**WHAT IS NEEDED**
Give a verbatim copy of the lines below, minus the pictures.
## Begin
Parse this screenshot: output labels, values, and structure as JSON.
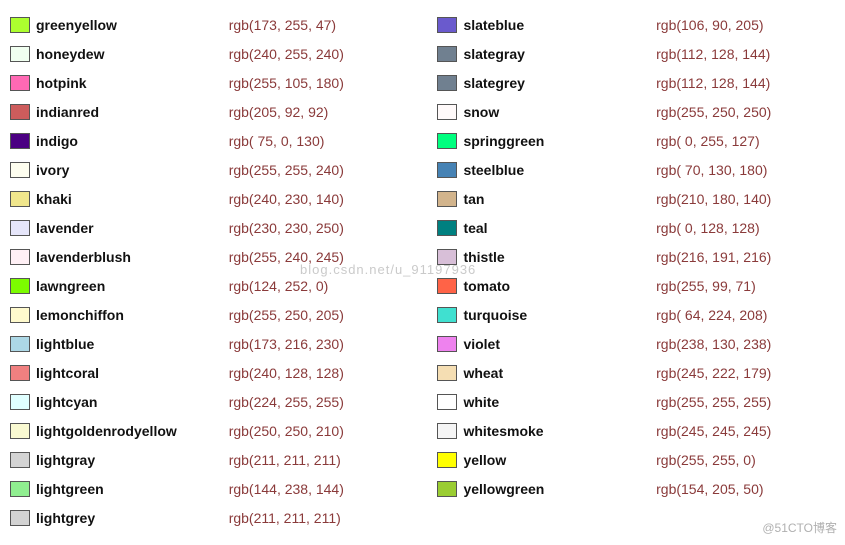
{
  "left": [
    {
      "name": "greenyellow",
      "swatch": "#ADFF2F",
      "rgb": "rgb(173, 255, 47)"
    },
    {
      "name": "honeydew",
      "swatch": "#F0FFF0",
      "rgb": "rgb(240, 255, 240)"
    },
    {
      "name": "hotpink",
      "swatch": "#FF69B4",
      "rgb": "rgb(255, 105, 180)"
    },
    {
      "name": "indianred",
      "swatch": "#CD5C5C",
      "rgb": "rgb(205, 92, 92)"
    },
    {
      "name": "indigo",
      "swatch": "#4B0082",
      "rgb": "rgb( 75, 0, 130)"
    },
    {
      "name": "ivory",
      "swatch": "#FFFFF0",
      "rgb": "rgb(255, 255, 240)"
    },
    {
      "name": "khaki",
      "swatch": "#F0E68C",
      "rgb": "rgb(240, 230, 140)"
    },
    {
      "name": "lavender",
      "swatch": "#E6E6FA",
      "rgb": "rgb(230, 230, 250)"
    },
    {
      "name": "lavenderblush",
      "swatch": "#FFF0F5",
      "rgb": "rgb(255, 240, 245)"
    },
    {
      "name": "lawngreen",
      "swatch": "#7CFC00",
      "rgb": "rgb(124, 252, 0)"
    },
    {
      "name": "lemonchiffon",
      "swatch": "#FFFACD",
      "rgb": "rgb(255, 250, 205)"
    },
    {
      "name": "lightblue",
      "swatch": "#ADD8E6",
      "rgb": "rgb(173, 216, 230)"
    },
    {
      "name": "lightcoral",
      "swatch": "#F08080",
      "rgb": "rgb(240, 128, 128)"
    },
    {
      "name": "lightcyan",
      "swatch": "#E0FFFF",
      "rgb": "rgb(224, 255, 255)"
    },
    {
      "name": "lightgoldenrodyellow",
      "swatch": "#FAFAD2",
      "rgb": "rgb(250, 250, 210)"
    },
    {
      "name": "lightgray",
      "swatch": "#D3D3D3",
      "rgb": "rgb(211, 211, 211)"
    },
    {
      "name": "lightgreen",
      "swatch": "#90EE90",
      "rgb": "rgb(144, 238, 144)"
    },
    {
      "name": "lightgrey",
      "swatch": "#D3D3D3",
      "rgb": "rgb(211, 211, 211)"
    }
  ],
  "right": [
    {
      "name": "slateblue",
      "swatch": "#6A5ACD",
      "rgb": "rgb(106, 90, 205)"
    },
    {
      "name": "slategray",
      "swatch": "#708090",
      "rgb": "rgb(112, 128, 144)"
    },
    {
      "name": "slategrey",
      "swatch": "#708090",
      "rgb": "rgb(112, 128, 144)"
    },
    {
      "name": "snow",
      "swatch": "#FFFAFA",
      "rgb": "rgb(255, 250, 250)"
    },
    {
      "name": "springgreen",
      "swatch": "#00FF7F",
      "rgb": "rgb( 0, 255, 127)"
    },
    {
      "name": "steelblue",
      "swatch": "#4682B4",
      "rgb": "rgb( 70, 130, 180)"
    },
    {
      "name": "tan",
      "swatch": "#D2B48C",
      "rgb": "rgb(210, 180, 140)"
    },
    {
      "name": "teal",
      "swatch": "#008080",
      "rgb": "rgb( 0, 128, 128)"
    },
    {
      "name": "thistle",
      "swatch": "#D8BFD8",
      "rgb": "rgb(216, 191, 216)"
    },
    {
      "name": "tomato",
      "swatch": "#FF6347",
      "rgb": "rgb(255, 99, 71)"
    },
    {
      "name": "turquoise",
      "swatch": "#40E0D0",
      "rgb": "rgb( 64, 224, 208)"
    },
    {
      "name": "violet",
      "swatch": "#EE82EE",
      "rgb": "rgb(238, 130, 238)"
    },
    {
      "name": "wheat",
      "swatch": "#F5DEB3",
      "rgb": "rgb(245, 222, 179)"
    },
    {
      "name": "white",
      "swatch": "#FFFFFF",
      "rgb": "rgb(255, 255, 255)"
    },
    {
      "name": "whitesmoke",
      "swatch": "#F5F5F5",
      "rgb": "rgb(245, 245, 245)"
    },
    {
      "name": "yellow",
      "swatch": "#FFFF00",
      "rgb": "rgb(255, 255, 0)"
    },
    {
      "name": "yellowgreen",
      "swatch": "#9ACD32",
      "rgb": "rgb(154, 205, 50)"
    }
  ],
  "watermark_center": "blog.csdn.net/u_91197936",
  "watermark_corner": "@51CTO博客"
}
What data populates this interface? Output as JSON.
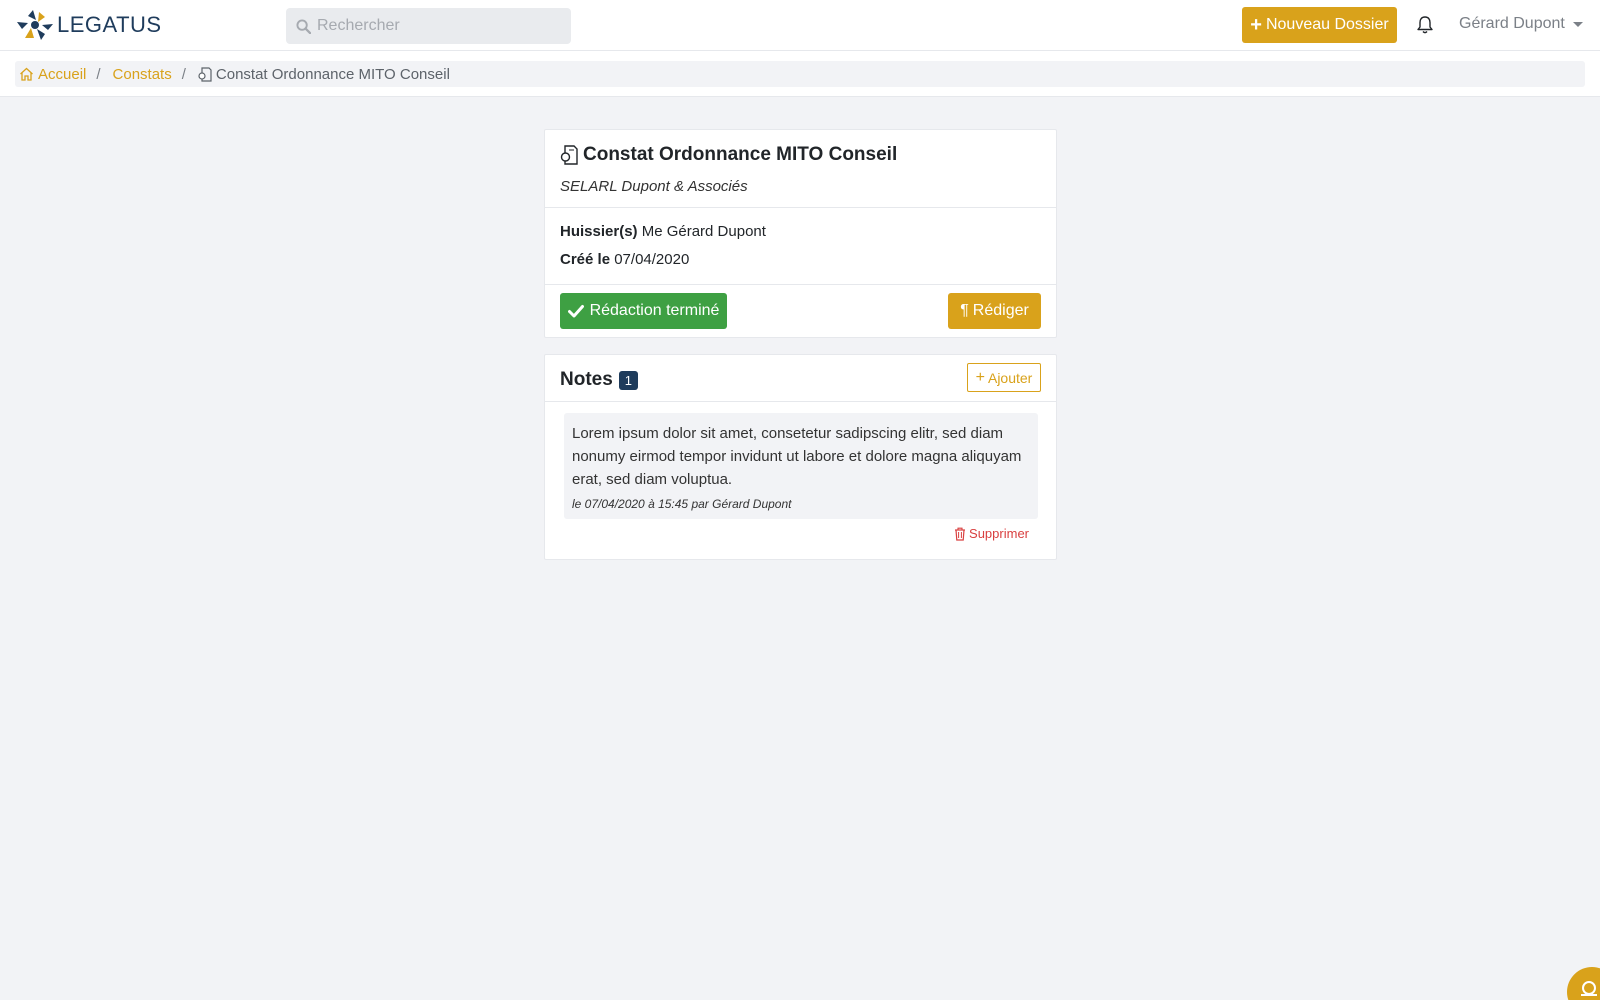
{
  "app": {
    "brand": "LEGATUS",
    "brand_color": "#1f3c5c",
    "accent_color": "#d9a21b"
  },
  "navbar": {
    "search_placeholder": "Rechercher",
    "new_button_label": "Nouveau Dossier",
    "user_name": "Gérard Dupont"
  },
  "breadcrumb": {
    "items": [
      {
        "label": "Accueil",
        "icon": "home-icon"
      },
      {
        "label": "Constats"
      },
      {
        "label": "Constat Ordonnance MITO Conseil",
        "icon": "document-icon"
      }
    ]
  },
  "dossier": {
    "title": "Constat Ordonnance MITO Conseil",
    "company": "SELARL Dupont & Associés",
    "huissiers_label": "Huissier(s)",
    "huissiers_value": "Me Gérard Dupont",
    "created_label": "Créé le",
    "created_value": "07/04/2020",
    "done_button_label": "Rédaction terminé",
    "write_button_label": "Rédiger"
  },
  "notes": {
    "title": "Notes",
    "count": "1",
    "add_button_label": "Ajouter",
    "items": [
      {
        "text": "Lorem ipsum dolor sit amet, consetetur sadipscing elitr, sed diam nonumy eirmod tempor invidunt ut labore et dolore magna aliquyam erat, sed diam voluptua.",
        "meta": "le 07/04/2020 à 15:45 par Gérard Dupont",
        "delete_label": "Supprimer"
      }
    ]
  }
}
## End
**RESPONSE TO THIS TASK**
Parse this screenshot: output labels, values, and structure as JSON.
{
  "left": [
    {
      "name": "greenyellow",
      "swatch": "#ADFF2F",
      "rgb": "rgb(173, 255, 47)"
    },
    {
      "name": "honeydew",
      "swatch": "#F0FFF0",
      "rgb": "rgb(240, 255, 240)"
    },
    {
      "name": "hotpink",
      "swatch": "#FF69B4",
      "rgb": "rgb(255, 105, 180)"
    },
    {
      "name": "indianred",
      "swatch": "#CD5C5C",
      "rgb": "rgb(205, 92, 92)"
    },
    {
      "name": "indigo",
      "swatch": "#4B0082",
      "rgb": "rgb( 75, 0, 130)"
    },
    {
      "name": "ivory",
      "swatch": "#FFFFF0",
      "rgb": "rgb(255, 255, 240)"
    },
    {
      "name": "khaki",
      "swatch": "#F0E68C",
      "rgb": "rgb(240, 230, 140)"
    },
    {
      "name": "lavender",
      "swatch": "#E6E6FA",
      "rgb": "rgb(230, 230, 250)"
    },
    {
      "name": "lavenderblush",
      "swatch": "#FFF0F5",
      "rgb": "rgb(255, 240, 245)"
    },
    {
      "name": "lawngreen",
      "swatch": "#7CFC00",
      "rgb": "rgb(124, 252, 0)"
    },
    {
      "name": "lemonchiffon",
      "swatch": "#FFFACD",
      "rgb": "rgb(255, 250, 205)"
    },
    {
      "name": "lightblue",
      "swatch": "#ADD8E6",
      "rgb": "rgb(173, 216, 230)"
    },
    {
      "name": "lightcoral",
      "swatch": "#F08080",
      "rgb": "rgb(240, 128, 128)"
    },
    {
      "name": "lightcyan",
      "swatch": "#E0FFFF",
      "rgb": "rgb(224, 255, 255)"
    },
    {
      "name": "lightgoldenrodyellow",
      "swatch": "#FAFAD2",
      "rgb": "rgb(250, 250, 210)"
    },
    {
      "name": "lightgray",
      "swatch": "#D3D3D3",
      "rgb": "rgb(211, 211, 211)"
    },
    {
      "name": "lightgreen",
      "swatch": "#90EE90",
      "rgb": "rgb(144, 238, 144)"
    },
    {
      "name": "lightgrey",
      "swatch": "#D3D3D3",
      "rgb": "rgb(211, 211, 211)"
    }
  ],
  "right": [
    {
      "name": "slateblue",
      "swatch": "#6A5ACD",
      "rgb": "rgb(106, 90, 205)"
    },
    {
      "name": "slategray",
      "swatch": "#708090",
      "rgb": "rgb(112, 128, 144)"
    },
    {
      "name": "slategrey",
      "swatch": "#708090",
      "rgb": "rgb(112, 128, 144)"
    },
    {
      "name": "snow",
      "swatch": "#FFFAFA",
      "rgb": "rgb(255, 250, 250)"
    },
    {
      "name": "springgreen",
      "swatch": "#00FF7F",
      "rgb": "rgb( 0, 255, 127)"
    },
    {
      "name": "steelblue",
      "swatch": "#4682B4",
      "rgb": "rgb( 70, 130, 180)"
    },
    {
      "name": "tan",
      "swatch": "#D2B48C",
      "rgb": "rgb(210, 180, 140)"
    },
    {
      "name": "teal",
      "swatch": "#008080",
      "rgb": "rgb( 0, 128, 128)"
    },
    {
      "name": "thistle",
      "swatch": "#D8BFD8",
      "rgb": "rgb(216, 191, 216)"
    },
    {
      "name": "tomato",
      "swatch": "#FF6347",
      "rgb": "rgb(255, 99, 71)"
    },
    {
      "name": "turquoise",
      "swatch": "#40E0D0",
      "rgb": "rgb( 64, 224, 208)"
    },
    {
      "name": "violet",
      "swatch": "#EE82EE",
      "rgb": "rgb(238, 130, 238)"
    },
    {
      "name": "wheat",
      "swatch": "#F5DEB3",
      "rgb": "rgb(245, 222, 179)"
    },
    {
      "name": "white",
      "swatch": "#FFFFFF",
      "rgb": "rgb(255, 255, 255)"
    },
    {
      "name": "whitesmoke",
      "swatch": "#F5F5F5",
      "rgb": "rgb(245, 245, 245)"
    },
    {
      "name": "yellow",
      "swatch": "#FFFF00",
      "rgb": "rgb(255, 255, 0)"
    },
    {
      "name": "yellowgreen",
      "swatch": "#9ACD32",
      "rgb": "rgb(154, 205, 50)"
    }
  ],
  "watermark_center": "blog.csdn.net/u_91197936",
  "watermark_corner": "@51CTO博客"
}
What data populates this interface? Output as JSON.
{
  "app": {
    "brand": "LEGATUS",
    "brand_color": "#1f3c5c",
    "accent_color": "#d9a21b"
  },
  "navbar": {
    "search_placeholder": "Rechercher",
    "new_button_label": "Nouveau Dossier",
    "user_name": "Gérard Dupont"
  },
  "breadcrumb": {
    "items": [
      {
        "label": "Accueil",
        "icon": "home-icon"
      },
      {
        "label": "Constats"
      },
      {
        "label": "Constat Ordonnance MITO Conseil",
        "icon": "document-icon"
      }
    ]
  },
  "dossier": {
    "title": "Constat Ordonnance MITO Conseil",
    "company": "SELARL Dupont & Associés",
    "huissiers_label": "Huissier(s)",
    "huissiers_value": "Me Gérard Dupont",
    "created_label": "Créé le",
    "created_value": "07/04/2020",
    "done_button_label": "Rédaction terminé",
    "write_button_label": "Rédiger"
  },
  "notes": {
    "title": "Notes",
    "count": "1",
    "add_button_label": "Ajouter",
    "items": [
      {
        "text": "Lorem ipsum dolor sit amet, consetetur sadipscing elitr, sed diam nonumy eirmod tempor invidunt ut labore et dolore magna aliquyam erat, sed diam voluptua.",
        "meta": "le 07/04/2020 à 15:45 par Gérard Dupont",
        "delete_label": "Supprimer"
      }
    ]
  }
}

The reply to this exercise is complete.